-- Start of Data for this exercise --
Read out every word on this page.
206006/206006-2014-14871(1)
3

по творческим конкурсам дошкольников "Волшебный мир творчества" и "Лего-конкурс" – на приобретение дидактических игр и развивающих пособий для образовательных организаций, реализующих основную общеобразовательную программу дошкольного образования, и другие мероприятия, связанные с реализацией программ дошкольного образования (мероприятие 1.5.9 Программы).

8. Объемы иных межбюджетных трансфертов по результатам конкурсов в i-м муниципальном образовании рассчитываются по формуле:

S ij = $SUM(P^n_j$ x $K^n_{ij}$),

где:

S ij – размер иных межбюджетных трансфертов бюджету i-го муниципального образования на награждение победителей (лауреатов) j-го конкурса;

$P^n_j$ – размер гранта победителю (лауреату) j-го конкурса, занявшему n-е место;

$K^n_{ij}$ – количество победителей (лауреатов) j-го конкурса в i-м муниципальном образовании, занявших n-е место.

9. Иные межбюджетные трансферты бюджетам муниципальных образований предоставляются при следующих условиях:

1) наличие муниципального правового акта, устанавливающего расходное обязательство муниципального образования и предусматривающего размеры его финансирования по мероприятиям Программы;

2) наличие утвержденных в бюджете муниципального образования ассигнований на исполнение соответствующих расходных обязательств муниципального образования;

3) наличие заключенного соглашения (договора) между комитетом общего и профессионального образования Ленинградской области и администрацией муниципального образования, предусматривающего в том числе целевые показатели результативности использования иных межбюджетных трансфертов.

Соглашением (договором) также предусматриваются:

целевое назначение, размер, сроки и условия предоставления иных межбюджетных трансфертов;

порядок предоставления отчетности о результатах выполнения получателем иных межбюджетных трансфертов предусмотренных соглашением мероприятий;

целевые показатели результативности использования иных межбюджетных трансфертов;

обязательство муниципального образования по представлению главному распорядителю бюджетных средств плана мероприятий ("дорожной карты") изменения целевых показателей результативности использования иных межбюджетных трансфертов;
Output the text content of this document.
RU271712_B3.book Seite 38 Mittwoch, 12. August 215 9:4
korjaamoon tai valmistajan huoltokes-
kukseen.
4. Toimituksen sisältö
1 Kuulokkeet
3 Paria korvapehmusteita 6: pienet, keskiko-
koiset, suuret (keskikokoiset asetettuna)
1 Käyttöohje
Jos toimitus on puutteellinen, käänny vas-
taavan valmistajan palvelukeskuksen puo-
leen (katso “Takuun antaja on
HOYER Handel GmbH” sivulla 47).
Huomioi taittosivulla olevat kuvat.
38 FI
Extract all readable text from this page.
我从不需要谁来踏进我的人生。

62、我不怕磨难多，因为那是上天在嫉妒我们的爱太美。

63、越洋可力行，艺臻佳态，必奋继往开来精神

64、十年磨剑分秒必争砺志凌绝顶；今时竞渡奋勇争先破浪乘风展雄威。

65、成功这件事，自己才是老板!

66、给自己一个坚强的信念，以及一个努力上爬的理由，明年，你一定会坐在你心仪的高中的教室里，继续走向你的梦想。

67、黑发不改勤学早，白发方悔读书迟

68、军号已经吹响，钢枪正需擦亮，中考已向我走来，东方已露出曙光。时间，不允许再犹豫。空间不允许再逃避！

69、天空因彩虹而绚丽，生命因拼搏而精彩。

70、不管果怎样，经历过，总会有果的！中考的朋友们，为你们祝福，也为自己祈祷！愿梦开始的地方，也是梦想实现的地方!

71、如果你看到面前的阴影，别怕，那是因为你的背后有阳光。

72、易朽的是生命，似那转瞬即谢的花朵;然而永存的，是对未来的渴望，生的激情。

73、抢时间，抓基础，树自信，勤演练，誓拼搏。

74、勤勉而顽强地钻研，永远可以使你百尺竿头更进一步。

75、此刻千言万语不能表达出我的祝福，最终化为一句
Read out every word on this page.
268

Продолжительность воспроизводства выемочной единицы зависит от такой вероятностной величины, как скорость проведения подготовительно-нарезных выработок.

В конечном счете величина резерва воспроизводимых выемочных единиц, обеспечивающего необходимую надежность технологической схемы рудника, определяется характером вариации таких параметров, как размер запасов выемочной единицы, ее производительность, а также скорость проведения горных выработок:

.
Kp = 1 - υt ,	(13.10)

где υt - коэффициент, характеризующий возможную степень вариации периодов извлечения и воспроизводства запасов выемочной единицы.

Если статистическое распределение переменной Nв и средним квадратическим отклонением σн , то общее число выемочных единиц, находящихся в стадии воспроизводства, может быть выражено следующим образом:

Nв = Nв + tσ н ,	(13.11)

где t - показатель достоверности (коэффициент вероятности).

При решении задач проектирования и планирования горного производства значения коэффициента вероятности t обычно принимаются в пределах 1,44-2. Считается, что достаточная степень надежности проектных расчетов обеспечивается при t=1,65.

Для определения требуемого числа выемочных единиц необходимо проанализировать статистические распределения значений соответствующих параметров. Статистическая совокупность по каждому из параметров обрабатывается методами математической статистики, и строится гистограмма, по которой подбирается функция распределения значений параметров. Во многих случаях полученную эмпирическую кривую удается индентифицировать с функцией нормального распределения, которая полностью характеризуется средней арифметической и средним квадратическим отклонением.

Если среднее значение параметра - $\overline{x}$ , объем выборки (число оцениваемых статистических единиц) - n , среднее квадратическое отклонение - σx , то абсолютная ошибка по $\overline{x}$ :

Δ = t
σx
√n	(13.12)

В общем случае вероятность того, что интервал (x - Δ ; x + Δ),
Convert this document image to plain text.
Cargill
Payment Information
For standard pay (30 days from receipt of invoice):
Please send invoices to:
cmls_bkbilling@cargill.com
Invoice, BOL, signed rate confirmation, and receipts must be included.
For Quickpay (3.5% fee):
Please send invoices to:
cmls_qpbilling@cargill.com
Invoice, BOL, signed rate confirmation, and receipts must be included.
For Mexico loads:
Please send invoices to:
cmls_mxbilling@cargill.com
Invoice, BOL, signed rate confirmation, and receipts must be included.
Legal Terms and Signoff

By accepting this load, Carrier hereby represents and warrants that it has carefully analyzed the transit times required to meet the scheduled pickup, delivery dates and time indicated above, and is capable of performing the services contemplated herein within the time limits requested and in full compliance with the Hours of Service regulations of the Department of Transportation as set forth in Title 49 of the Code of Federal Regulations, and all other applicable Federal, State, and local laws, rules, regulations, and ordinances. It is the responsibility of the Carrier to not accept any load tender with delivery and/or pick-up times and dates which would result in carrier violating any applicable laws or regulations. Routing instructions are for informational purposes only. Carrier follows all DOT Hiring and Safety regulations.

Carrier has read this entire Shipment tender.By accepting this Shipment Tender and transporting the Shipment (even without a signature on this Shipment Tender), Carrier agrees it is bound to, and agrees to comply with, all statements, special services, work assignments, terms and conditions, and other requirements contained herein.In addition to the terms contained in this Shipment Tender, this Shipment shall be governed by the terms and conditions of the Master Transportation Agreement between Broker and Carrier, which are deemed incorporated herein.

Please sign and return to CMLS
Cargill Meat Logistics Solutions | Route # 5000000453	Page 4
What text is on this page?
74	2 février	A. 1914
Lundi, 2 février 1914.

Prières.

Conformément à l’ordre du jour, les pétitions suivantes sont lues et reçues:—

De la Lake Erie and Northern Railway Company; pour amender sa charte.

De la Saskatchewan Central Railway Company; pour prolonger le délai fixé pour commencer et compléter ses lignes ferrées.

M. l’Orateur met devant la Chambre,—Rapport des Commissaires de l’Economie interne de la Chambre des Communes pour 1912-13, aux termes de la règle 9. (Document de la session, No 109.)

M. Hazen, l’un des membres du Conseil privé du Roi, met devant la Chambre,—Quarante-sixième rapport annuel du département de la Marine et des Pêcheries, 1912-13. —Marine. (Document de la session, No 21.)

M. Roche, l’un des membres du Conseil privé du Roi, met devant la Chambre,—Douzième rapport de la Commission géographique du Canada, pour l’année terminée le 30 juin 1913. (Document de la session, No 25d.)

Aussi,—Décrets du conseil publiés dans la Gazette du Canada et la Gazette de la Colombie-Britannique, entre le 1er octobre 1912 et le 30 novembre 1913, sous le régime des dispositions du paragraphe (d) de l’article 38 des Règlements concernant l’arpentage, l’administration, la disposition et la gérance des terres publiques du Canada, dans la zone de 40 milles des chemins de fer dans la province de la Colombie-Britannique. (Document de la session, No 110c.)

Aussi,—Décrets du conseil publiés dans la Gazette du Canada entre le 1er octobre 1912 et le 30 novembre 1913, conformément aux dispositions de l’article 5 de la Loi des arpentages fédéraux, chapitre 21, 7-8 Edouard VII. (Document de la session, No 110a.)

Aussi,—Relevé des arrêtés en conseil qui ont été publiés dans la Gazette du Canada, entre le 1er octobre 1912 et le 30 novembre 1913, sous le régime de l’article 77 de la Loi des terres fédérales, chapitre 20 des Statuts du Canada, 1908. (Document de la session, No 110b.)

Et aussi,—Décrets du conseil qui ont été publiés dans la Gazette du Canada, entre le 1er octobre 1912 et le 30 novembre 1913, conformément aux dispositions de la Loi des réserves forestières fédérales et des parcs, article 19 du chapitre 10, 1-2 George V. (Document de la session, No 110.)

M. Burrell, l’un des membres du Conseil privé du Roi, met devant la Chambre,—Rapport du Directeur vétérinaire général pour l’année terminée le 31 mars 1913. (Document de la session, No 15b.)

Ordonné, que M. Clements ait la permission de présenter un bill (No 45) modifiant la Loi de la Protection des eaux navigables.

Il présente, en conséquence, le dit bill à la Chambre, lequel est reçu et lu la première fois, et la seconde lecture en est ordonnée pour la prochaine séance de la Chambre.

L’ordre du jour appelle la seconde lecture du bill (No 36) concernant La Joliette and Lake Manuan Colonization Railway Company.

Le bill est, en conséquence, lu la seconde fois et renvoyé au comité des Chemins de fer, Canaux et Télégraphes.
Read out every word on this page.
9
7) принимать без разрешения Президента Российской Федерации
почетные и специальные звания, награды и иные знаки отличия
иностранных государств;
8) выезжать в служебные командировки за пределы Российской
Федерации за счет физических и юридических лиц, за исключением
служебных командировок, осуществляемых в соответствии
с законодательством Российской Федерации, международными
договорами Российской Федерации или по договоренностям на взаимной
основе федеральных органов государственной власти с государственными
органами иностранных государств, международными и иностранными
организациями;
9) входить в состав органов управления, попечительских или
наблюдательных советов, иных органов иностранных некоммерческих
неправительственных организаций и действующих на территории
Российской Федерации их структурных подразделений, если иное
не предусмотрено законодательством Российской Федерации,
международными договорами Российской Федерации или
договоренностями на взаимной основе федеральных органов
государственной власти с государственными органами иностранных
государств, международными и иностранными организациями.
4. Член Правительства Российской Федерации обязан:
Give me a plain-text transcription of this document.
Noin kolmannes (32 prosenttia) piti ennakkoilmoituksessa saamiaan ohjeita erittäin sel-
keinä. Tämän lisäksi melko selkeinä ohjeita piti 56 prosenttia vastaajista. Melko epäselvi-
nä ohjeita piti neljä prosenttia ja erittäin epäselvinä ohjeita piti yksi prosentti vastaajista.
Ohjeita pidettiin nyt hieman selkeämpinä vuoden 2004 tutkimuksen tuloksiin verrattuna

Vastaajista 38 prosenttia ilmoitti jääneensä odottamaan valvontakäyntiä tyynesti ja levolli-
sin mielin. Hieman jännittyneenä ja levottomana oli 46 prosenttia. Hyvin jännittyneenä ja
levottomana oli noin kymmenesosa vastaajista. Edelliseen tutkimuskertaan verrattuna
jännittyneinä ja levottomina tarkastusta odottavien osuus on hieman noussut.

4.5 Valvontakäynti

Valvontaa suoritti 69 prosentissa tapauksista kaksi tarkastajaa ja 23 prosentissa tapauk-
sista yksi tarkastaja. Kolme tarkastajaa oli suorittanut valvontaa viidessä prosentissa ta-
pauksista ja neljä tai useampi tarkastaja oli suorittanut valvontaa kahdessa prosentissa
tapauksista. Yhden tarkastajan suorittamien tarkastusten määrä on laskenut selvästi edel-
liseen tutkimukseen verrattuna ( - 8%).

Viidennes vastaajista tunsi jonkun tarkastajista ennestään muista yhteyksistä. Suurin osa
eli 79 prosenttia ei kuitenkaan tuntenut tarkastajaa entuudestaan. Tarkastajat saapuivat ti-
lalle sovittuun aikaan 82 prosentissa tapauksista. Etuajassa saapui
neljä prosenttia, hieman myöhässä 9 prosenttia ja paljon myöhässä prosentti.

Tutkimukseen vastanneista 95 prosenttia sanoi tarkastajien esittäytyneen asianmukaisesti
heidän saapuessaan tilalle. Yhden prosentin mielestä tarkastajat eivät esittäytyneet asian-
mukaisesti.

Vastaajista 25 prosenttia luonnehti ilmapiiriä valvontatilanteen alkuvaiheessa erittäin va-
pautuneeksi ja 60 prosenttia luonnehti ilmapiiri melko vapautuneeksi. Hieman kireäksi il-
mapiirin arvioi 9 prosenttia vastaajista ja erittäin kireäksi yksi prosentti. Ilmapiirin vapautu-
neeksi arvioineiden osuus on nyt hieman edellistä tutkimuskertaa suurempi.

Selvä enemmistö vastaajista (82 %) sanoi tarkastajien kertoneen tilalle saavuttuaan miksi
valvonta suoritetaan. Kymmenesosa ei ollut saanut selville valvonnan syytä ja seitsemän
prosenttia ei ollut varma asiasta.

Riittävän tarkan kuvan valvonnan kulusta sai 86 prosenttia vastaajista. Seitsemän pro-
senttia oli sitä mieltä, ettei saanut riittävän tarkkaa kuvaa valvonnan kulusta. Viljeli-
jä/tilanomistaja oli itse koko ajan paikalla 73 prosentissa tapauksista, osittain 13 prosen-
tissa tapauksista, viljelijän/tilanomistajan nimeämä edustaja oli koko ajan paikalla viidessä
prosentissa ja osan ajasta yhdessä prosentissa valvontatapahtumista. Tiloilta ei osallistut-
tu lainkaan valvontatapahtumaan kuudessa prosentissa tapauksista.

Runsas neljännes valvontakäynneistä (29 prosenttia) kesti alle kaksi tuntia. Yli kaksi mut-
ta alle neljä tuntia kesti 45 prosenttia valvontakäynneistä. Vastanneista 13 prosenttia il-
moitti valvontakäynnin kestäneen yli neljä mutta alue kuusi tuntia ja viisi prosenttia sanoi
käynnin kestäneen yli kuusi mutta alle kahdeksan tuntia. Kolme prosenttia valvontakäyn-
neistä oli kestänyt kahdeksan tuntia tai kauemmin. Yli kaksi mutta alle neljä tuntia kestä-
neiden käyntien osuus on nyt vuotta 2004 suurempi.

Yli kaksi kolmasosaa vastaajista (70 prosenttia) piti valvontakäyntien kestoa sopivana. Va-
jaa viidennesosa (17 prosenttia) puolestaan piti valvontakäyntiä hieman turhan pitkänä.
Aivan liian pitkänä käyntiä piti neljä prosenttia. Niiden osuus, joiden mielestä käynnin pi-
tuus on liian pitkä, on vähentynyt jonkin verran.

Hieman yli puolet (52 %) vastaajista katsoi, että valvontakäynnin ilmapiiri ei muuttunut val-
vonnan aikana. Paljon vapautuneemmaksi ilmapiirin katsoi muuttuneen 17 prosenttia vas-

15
-- End of Data for this exercise --
*Task goal:* Gather each line in these records that contains the string "text".

*Result below:*
Output the text content of this document.
Extract all readable text from this page.
Convert this document image to plain text.
What text is on this page?
Give me a plain-text transcription of this document.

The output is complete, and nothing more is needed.